** Start of RAW RECORDS **
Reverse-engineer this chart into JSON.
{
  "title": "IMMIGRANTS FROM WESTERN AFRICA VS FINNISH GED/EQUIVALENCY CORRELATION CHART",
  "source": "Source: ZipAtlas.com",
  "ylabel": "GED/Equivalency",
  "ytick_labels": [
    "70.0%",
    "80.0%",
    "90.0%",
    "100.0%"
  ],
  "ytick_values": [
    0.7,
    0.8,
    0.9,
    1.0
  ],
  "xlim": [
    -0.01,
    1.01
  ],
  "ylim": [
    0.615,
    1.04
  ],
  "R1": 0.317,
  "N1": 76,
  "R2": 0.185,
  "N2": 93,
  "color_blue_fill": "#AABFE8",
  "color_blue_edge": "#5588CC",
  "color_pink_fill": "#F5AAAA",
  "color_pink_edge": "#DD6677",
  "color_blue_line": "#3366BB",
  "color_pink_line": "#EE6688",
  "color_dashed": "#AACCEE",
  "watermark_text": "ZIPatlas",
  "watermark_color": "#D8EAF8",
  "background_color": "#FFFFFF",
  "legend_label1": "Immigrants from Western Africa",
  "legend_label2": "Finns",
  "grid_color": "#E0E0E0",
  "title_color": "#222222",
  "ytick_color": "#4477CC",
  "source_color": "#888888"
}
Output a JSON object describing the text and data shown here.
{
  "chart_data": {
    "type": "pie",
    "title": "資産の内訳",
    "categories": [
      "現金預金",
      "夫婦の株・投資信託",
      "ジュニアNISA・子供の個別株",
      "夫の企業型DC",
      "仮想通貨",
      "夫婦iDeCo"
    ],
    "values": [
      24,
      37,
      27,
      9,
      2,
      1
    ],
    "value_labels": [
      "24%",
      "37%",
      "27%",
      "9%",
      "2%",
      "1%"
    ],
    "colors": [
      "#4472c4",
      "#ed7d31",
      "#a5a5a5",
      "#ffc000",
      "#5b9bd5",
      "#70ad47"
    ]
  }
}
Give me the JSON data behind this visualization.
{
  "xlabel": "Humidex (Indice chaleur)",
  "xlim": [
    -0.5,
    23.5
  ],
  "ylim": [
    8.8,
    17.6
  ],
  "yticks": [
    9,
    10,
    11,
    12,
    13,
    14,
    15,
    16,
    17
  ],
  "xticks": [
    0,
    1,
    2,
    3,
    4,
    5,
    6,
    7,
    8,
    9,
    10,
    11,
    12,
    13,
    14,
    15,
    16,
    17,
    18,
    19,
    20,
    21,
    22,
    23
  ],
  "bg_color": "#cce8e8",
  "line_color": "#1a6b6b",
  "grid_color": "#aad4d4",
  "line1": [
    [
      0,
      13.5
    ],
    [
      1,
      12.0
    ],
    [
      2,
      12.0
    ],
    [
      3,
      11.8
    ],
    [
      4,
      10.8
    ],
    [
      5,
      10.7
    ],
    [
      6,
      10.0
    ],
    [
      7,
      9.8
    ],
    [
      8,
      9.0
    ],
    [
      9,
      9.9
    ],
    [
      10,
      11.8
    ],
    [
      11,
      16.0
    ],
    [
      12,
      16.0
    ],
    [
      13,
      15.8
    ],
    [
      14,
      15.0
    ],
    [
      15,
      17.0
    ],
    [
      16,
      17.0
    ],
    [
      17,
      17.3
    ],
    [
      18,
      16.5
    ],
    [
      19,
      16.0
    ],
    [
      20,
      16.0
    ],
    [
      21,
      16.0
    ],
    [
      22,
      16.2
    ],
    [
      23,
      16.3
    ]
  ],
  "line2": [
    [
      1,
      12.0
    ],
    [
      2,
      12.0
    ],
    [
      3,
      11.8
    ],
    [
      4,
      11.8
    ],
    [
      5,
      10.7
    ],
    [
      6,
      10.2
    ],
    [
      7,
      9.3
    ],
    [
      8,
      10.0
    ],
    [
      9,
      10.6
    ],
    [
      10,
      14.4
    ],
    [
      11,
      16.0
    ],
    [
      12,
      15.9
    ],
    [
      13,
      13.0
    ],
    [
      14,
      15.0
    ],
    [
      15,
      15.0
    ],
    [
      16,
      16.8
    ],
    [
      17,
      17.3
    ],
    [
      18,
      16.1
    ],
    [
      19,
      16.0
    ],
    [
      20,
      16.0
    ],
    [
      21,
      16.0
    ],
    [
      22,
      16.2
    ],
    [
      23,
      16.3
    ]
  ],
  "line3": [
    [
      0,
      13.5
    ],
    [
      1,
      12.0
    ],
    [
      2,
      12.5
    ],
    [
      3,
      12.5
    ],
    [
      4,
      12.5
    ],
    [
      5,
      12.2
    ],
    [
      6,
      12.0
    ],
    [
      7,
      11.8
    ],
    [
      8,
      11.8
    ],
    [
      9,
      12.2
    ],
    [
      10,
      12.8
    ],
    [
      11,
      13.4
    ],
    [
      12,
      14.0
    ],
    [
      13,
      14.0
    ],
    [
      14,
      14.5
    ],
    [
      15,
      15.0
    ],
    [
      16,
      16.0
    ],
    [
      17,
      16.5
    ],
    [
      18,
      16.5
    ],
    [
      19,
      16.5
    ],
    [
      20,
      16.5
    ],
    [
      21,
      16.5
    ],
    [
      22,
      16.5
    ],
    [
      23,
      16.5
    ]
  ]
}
** End of RAW RECORDS **
* TO BE DONE *
Set down the entries verbatim, leaving none out.

* OUTPUT *
Reverse-engineer this chart into JSON.
{
  "title": "IMMIGRANTS FROM WESTERN AFRICA VS FINNISH GED/EQUIVALENCY CORRELATION CHART",
  "source": "Source: ZipAtlas.com",
  "ylabel": "GED/Equivalency",
  "ytick_labels": [
    "70.0%",
    "80.0%",
    "90.0%",
    "100.0%"
  ],
  "ytick_values": [
    0.7,
    0.8,
    0.9,
    1.0
  ],
  "xlim": [
    -0.01,
    1.01
  ],
  "ylim": [
    0.615,
    1.04
  ],
  "R1": 0.317,
  "N1": 76,
  "R2": 0.185,
  "N2": 93,
  "color_blue_fill": "#AABFE8",
  "color_blue_edge": "#5588CC",
  "color_pink_fill": "#F5AAAA",
  "color_pink_edge": "#DD6677",
  "color_blue_line": "#3366BB",
  "color_pink_line": "#EE6688",
  "color_dashed": "#AACCEE",
  "watermark_text": "ZIPatlas",
  "watermark_color": "#D8EAF8",
  "background_color": "#FFFFFF",
  "legend_label1": "Immigrants from Western Africa",
  "legend_label2": "Finns",
  "grid_color": "#E0E0E0",
  "title_color": "#222222",
  "ytick_color": "#4477CC",
  "source_color": "#888888"
}
Output a JSON object describing the text and data shown here.
{
  "chart_data": {
    "type": "pie",
    "title": "資産の内訳",
    "categories": [
      "現金預金",
      "夫婦の株・投資信託",
      "ジュニアNISA・子供の個別株",
      "夫の企業型DC",
      "仮想通貨",
      "夫婦iDeCo"
    ],
    "values": [
      24,
      37,
      27,
      9,
      2,
      1
    ],
    "value_labels": [
      "24%",
      "37%",
      "27%",
      "9%",
      "2%",
      "1%"
    ],
    "colors": [
      "#4472c4",
      "#ed7d31",
      "#a5a5a5",
      "#ffc000",
      "#5b9bd5",
      "#70ad47"
    ]
  }
}
Give me the JSON data behind this visualization.
{
  "xlabel": "Humidex (Indice chaleur)",
  "xlim": [
    -0.5,
    23.5
  ],
  "ylim": [
    8.8,
    17.6
  ],
  "yticks": [
    9,
    10,
    11,
    12,
    13,
    14,
    15,
    16,
    17
  ],
  "xticks": [
    0,
    1,
    2,
    3,
    4,
    5,
    6,
    7,
    8,
    9,
    10,
    11,
    12,
    13,
    14,
    15,
    16,
    17,
    18,
    19,
    20,
    21,
    22,
    23
  ],
  "bg_color": "#cce8e8",
  "line_color": "#1a6b6b",
  "grid_color": "#aad4d4",
  "line1": [
    [
      0,
      13.5
    ],
    [
      1,
      12.0
    ],
    [
      2,
      12.0
    ],
    [
      3,
      11.8
    ],
    [
      4,
      10.8
    ],
    [
      5,
      10.7
    ],
    [
      6,
      10.0
    ],
    [
      7,
      9.8
    ],
    [
      8,
      9.0
    ],
    [
      9,
      9.9
    ],
    [
      10,
      11.8
    ],
    [
      11,
      16.0
    ],
    [
      12,
      16.0
    ],
    [
      13,
      15.8
    ],
    [
      14,
      15.0
    ],
    [
      15,
      17.0
    ],
    [
      16,
      17.0
    ],
    [
      17,
      17.3
    ],
    [
      18,
      16.5
    ],
    [
      19,
      16.0
    ],
    [
      20,
      16.0
    ],
    [
      21,
      16.0
    ],
    [
      22,
      16.2
    ],
    [
      23,
      16.3
    ]
  ],
  "line2": [
    [
      1,
      12.0
    ],
    [
      2,
      12.0
    ],
    [
      3,
      11.8
    ],
    [
      4,
      11.8
    ],
    [
      5,
      10.7
    ],
    [
      6,
      10.2
    ],
    [
      7,
      9.3
    ],
    [
      8,
      10.0
    ],
    [
      9,
      10.6
    ],
    [
      10,
      14.4
    ],
    [
      11,
      16.0
    ],
    [
      12,
      15.9
    ],
    [
      13,
      13.0
    ],
    [
      14,
      15.0
    ],
    [
      15,
      15.0
    ],
    [
      16,
      16.8
    ],
    [
      17,
      17.3
    ],
    [
      18,
      16.1
    ],
    [
      19,
      16.0
    ],
    [
      20,
      16.0
    ],
    [
      21,
      16.0
    ],
    [
      22,
      16.2
    ],
    [
      23,
      16.3
    ]
  ],
  "line3": [
    [
      0,
      13.5
    ],
    [
      1,
      12.0
    ],
    [
      2,
      12.5
    ],
    [
      3,
      12.5
    ],
    [
      4,
      12.5
    ],
    [
      5,
      12.2
    ],
    [
      6,
      12.0
    ],
    [
      7,
      11.8
    ],
    [
      8,
      11.8
    ],
    [
      9,
      12.2
    ],
    [
      10,
      12.8
    ],
    [
      11,
      13.4
    ],
    [
      12,
      14.0
    ],
    [
      13,
      14.0
    ],
    [
      14,
      14.5
    ],
    [
      15,
      15.0
    ],
    [
      16,
      16.0
    ],
    [
      17,
      16.5
    ],
    [
      18,
      16.5
    ],
    [
      19,
      16.5
    ],
    [
      20,
      16.5
    ],
    [
      21,
      16.5
    ],
    [
      22,
      16.5
    ],
    [
      23,
      16.5
    ]
  ]
}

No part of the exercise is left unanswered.